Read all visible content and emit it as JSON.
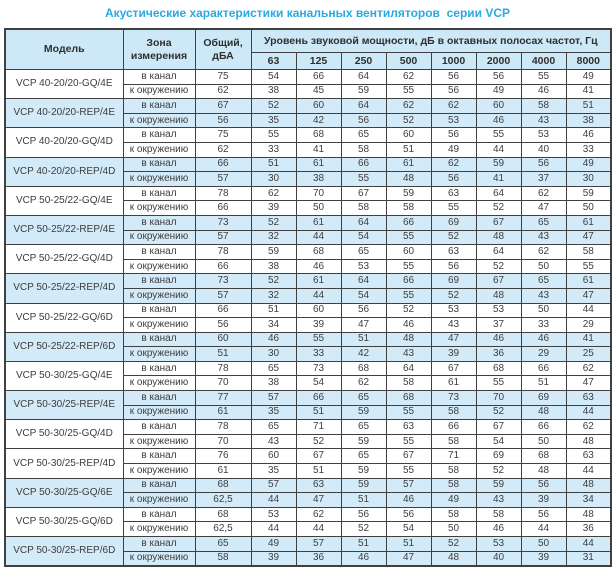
{
  "title": "Акустические характеристики канальных вентиляторов  серии VCP",
  "colors": {
    "title_accent": "#2ba9e0",
    "header_bg": "#cde9f7",
    "shaded_row_bg": "#d3eaf8",
    "border": "#404040",
    "text": "#3f3f3f"
  },
  "table": {
    "header": {
      "model": "Модель",
      "zone": "Зона измерения",
      "total": "Общий, дБА",
      "band_group": "Уровень звуковой мощности, дБ в октавных полосах частот, Гц",
      "frequencies": [
        "63",
        "125",
        "250",
        "500",
        "1000",
        "2000",
        "4000",
        "8000"
      ]
    },
    "zone_in_duct": "в канал",
    "zone_ambient": "к окружению",
    "groups": [
      {
        "model": "VCP 40-20/20-GQ/4E",
        "shaded": false,
        "in_duct": {
          "total": "75",
          "bands": [
            54,
            66,
            64,
            62,
            56,
            56,
            55,
            49
          ]
        },
        "ambient": {
          "total": "62",
          "bands": [
            38,
            45,
            59,
            55,
            56,
            49,
            46,
            41
          ]
        }
      },
      {
        "model": "VCP 40-20/20-REP/4E",
        "shaded": true,
        "in_duct": {
          "total": "67",
          "bands": [
            52,
            60,
            64,
            62,
            62,
            60,
            58,
            51
          ]
        },
        "ambient": {
          "total": "56",
          "bands": [
            35,
            42,
            56,
            52,
            53,
            46,
            43,
            38
          ]
        }
      },
      {
        "model": "VCP 40-20/20-GQ/4D",
        "shaded": false,
        "in_duct": {
          "total": "75",
          "bands": [
            55,
            68,
            65,
            60,
            56,
            55,
            53,
            46
          ]
        },
        "ambient": {
          "total": "62",
          "bands": [
            33,
            41,
            58,
            51,
            49,
            44,
            40,
            33
          ]
        }
      },
      {
        "model": "VCP 40-20/20-REP/4D",
        "shaded": true,
        "in_duct": {
          "total": "66",
          "bands": [
            51,
            61,
            66,
            61,
            62,
            59,
            56,
            49
          ]
        },
        "ambient": {
          "total": "57",
          "bands": [
            30,
            38,
            55,
            48,
            56,
            41,
            37,
            30
          ]
        }
      },
      {
        "model": "VCP 50-25/22-GQ/4E",
        "shaded": false,
        "in_duct": {
          "total": "78",
          "bands": [
            62,
            70,
            67,
            59,
            63,
            64,
            62,
            59
          ]
        },
        "ambient": {
          "total": "66",
          "bands": [
            39,
            50,
            58,
            58,
            55,
            52,
            47,
            50
          ]
        }
      },
      {
        "model": "VCP 50-25/22-REP/4E",
        "shaded": true,
        "in_duct": {
          "total": "73",
          "bands": [
            52,
            61,
            64,
            66,
            69,
            67,
            65,
            61
          ]
        },
        "ambient": {
          "total": "57",
          "bands": [
            32,
            44,
            54,
            55,
            52,
            48,
            43,
            47
          ]
        }
      },
      {
        "model": "VCP 50-25/22-GQ/4D",
        "shaded": false,
        "in_duct": {
          "total": "78",
          "bands": [
            59,
            68,
            65,
            60,
            63,
            64,
            62,
            58
          ]
        },
        "ambient": {
          "total": "66",
          "bands": [
            38,
            46,
            53,
            55,
            56,
            52,
            50,
            55
          ]
        }
      },
      {
        "model": "VCP 50-25/22-REP/4D",
        "shaded": true,
        "in_duct": {
          "total": "73",
          "bands": [
            52,
            61,
            64,
            66,
            69,
            67,
            65,
            61
          ]
        },
        "ambient": {
          "total": "57",
          "bands": [
            32,
            44,
            54,
            55,
            52,
            48,
            43,
            47
          ]
        }
      },
      {
        "model": "VCP 50-25/22-GQ/6D",
        "shaded": false,
        "in_duct": {
          "total": "66",
          "bands": [
            51,
            60,
            56,
            52,
            53,
            53,
            50,
            44
          ]
        },
        "ambient": {
          "total": "56",
          "bands": [
            34,
            39,
            47,
            46,
            43,
            37,
            33,
            29
          ]
        }
      },
      {
        "model": "VCP 50-25/22-REP/6D",
        "shaded": true,
        "in_duct": {
          "total": "60",
          "bands": [
            46,
            55,
            51,
            48,
            47,
            46,
            46,
            41
          ]
        },
        "ambient": {
          "total": "51",
          "bands": [
            30,
            33,
            42,
            43,
            39,
            36,
            29,
            25
          ]
        }
      },
      {
        "model": "VCP 50-30/25-GQ/4E",
        "shaded": false,
        "in_duct": {
          "total": "78",
          "bands": [
            65,
            73,
            68,
            64,
            67,
            68,
            66,
            62
          ]
        },
        "ambient": {
          "total": "70",
          "bands": [
            38,
            54,
            62,
            58,
            61,
            55,
            51,
            47
          ]
        }
      },
      {
        "model": "VCP 50-30/25-REP/4E",
        "shaded": true,
        "in_duct": {
          "total": "77",
          "bands": [
            57,
            66,
            65,
            68,
            73,
            70,
            69,
            63
          ]
        },
        "ambient": {
          "total": "61",
          "bands": [
            35,
            51,
            59,
            55,
            58,
            52,
            48,
            44
          ]
        }
      },
      {
        "model": "VCP 50-30/25-GQ/4D",
        "shaded": false,
        "in_duct": {
          "total": "78",
          "bands": [
            65,
            71,
            65,
            63,
            66,
            67,
            66,
            62
          ]
        },
        "ambient": {
          "total": "70",
          "bands": [
            43,
            52,
            59,
            55,
            58,
            54,
            50,
            48
          ]
        }
      },
      {
        "model": "VCP 50-30/25-REP/4D",
        "shaded": false,
        "in_duct": {
          "total": "76",
          "bands": [
            60,
            67,
            65,
            67,
            71,
            69,
            68,
            63
          ]
        },
        "ambient": {
          "total": "61",
          "bands": [
            35,
            51,
            59,
            55,
            58,
            52,
            48,
            44
          ]
        }
      },
      {
        "model": "VCP 50-30/25-GQ/6E",
        "shaded": true,
        "in_duct": {
          "total": "68",
          "bands": [
            57,
            63,
            59,
            57,
            58,
            59,
            56,
            48
          ]
        },
        "ambient": {
          "total": "62,5",
          "bands": [
            44,
            47,
            51,
            46,
            49,
            43,
            39,
            34
          ]
        }
      },
      {
        "model": "VCP 50-30/25-GQ/6D",
        "shaded": false,
        "in_duct": {
          "total": "68",
          "bands": [
            53,
            62,
            56,
            56,
            58,
            58,
            56,
            48
          ]
        },
        "ambient": {
          "total": "62,5",
          "bands": [
            44,
            44,
            52,
            54,
            50,
            46,
            44,
            36
          ]
        }
      },
      {
        "model": "VCP 50-30/25-REP/6D",
        "shaded": true,
        "in_duct": {
          "total": "65",
          "bands": [
            49,
            57,
            51,
            51,
            52,
            53,
            50,
            44
          ]
        },
        "ambient": {
          "total": "58",
          "bands": [
            39,
            36,
            46,
            47,
            48,
            40,
            39,
            31
          ]
        }
      }
    ]
  }
}
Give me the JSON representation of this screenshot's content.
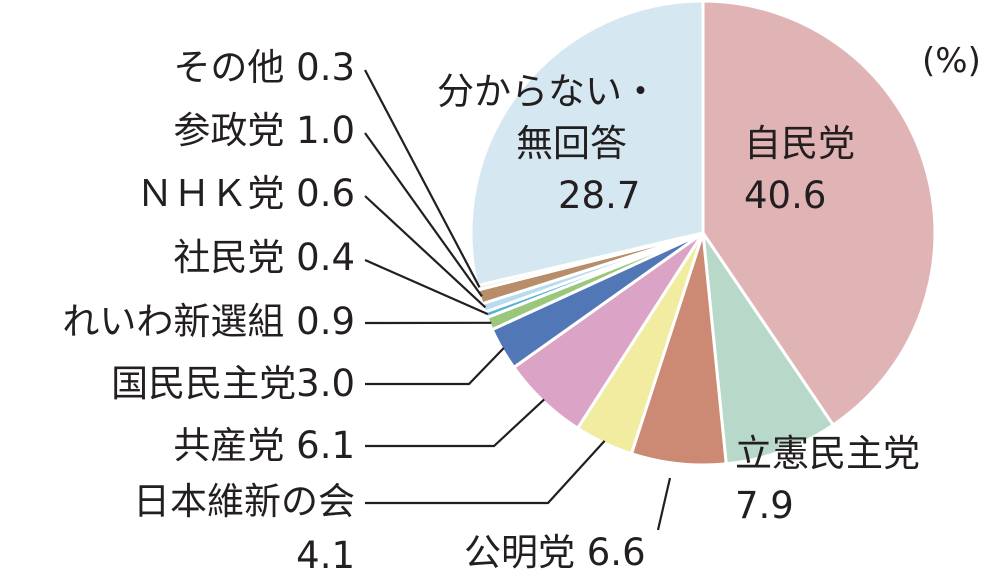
{
  "chart_data": {
    "type": "pie",
    "unit": "(%)",
    "slices": [
      {
        "label": "自民党",
        "value": 40.6,
        "color": "#e0b4b5",
        "line1": "自民党",
        "line2": "40.6"
      },
      {
        "label": "立憲民主党",
        "value": 7.9,
        "color": "#b8d8c9",
        "line1": "立憲民主党",
        "line2": "7.9"
      },
      {
        "label": "公明党",
        "value": 6.6,
        "color": "#cc8a75",
        "line1": "公明党 6.6"
      },
      {
        "label": "日本維新の会",
        "value": 4.1,
        "color": "#f1eca0",
        "line1": "日本維新の会",
        "line2": "4.1"
      },
      {
        "label": "共産党",
        "value": 6.1,
        "color": "#dba4c6",
        "line1": "共産党 6.1"
      },
      {
        "label": "国民民主党",
        "value": 3.0,
        "color": "#5277b7",
        "line1": "国民民主党3.0"
      },
      {
        "label": "れいわ新選組",
        "value": 0.9,
        "color": "#9bc77d",
        "line1": "れいわ新選組 0.9"
      },
      {
        "label": "社民党",
        "value": 0.4,
        "color": "#5bb0d6",
        "line1": "社民党 0.4"
      },
      {
        "label": "NHK党",
        "value": 0.6,
        "color": "#b8dbef",
        "line1": "ＮＨＫ党 0.6"
      },
      {
        "label": "参政党",
        "value": 1.0,
        "color": "#b88e6a",
        "line1": "参政党 1.0"
      },
      {
        "label": "その他",
        "value": 0.3,
        "color": "#f2ede4",
        "line1": "その他 0.3"
      },
      {
        "label": "分からない・無回答",
        "value": 28.7,
        "color": "#d5e7f0",
        "line1": "分からない・",
        "line2": "無回答",
        "line3": "28.7"
      }
    ]
  }
}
-*-
> [Task goal] The lines to repeat run from the line containing "Give me the" through the last line of the material above; give them exactly, without the pictures.

> [Result]
Give me the JSON representation of this screenshot's content.
{
  "chart_data": {
    "type": "pie",
    "unit": "(%)",
    "slices": [
      {
        "label": "自民党",
        "value": 40.6,
        "color": "#e0b4b5",
        "line1": "自民党",
        "line2": "40.6"
      },
      {
        "label": "立憲民主党",
        "value": 7.9,
        "color": "#b8d8c9",
        "line1": "立憲民主党",
        "line2": "7.9"
      },
      {
        "label": "公明党",
        "value": 6.6,
        "color": "#cc8a75",
        "line1": "公明党 6.6"
      },
      {
        "label": "日本維新の会",
        "value": 4.1,
        "color": "#f1eca0",
        "line1": "日本維新の会",
        "line2": "4.1"
      },
      {
        "label": "共産党",
        "value": 6.1,
        "color": "#dba4c6",
        "line1": "共産党 6.1"
      },
      {
        "label": "国民民主党",
        "value": 3.0,
        "color": "#5277b7",
        "line1": "国民民主党3.0"
      },
      {
        "label": "れいわ新選組",
        "value": 0.9,
        "color": "#9bc77d",
        "line1": "れいわ新選組 0.9"
      },
      {
        "label": "社民党",
        "value": 0.4,
        "color": "#5bb0d6",
        "line1": "社民党 0.4"
      },
      {
        "label": "NHK党",
        "value": 0.6,
        "color": "#b8dbef",
        "line1": "ＮＨＫ党 0.6"
      },
      {
        "label": "参政党",
        "value": 1.0,
        "color": "#b88e6a",
        "line1": "参政党 1.0"
      },
      {
        "label": "その他",
        "value": 0.3,
        "color": "#f2ede4",
        "line1": "その他 0.3"
      },
      {
        "label": "分からない・無回答",
        "value": 28.7,
        "color": "#d5e7f0",
        "line1": "分からない・",
        "line2": "無回答",
        "line3": "28.7"
      }
    ]
  }
}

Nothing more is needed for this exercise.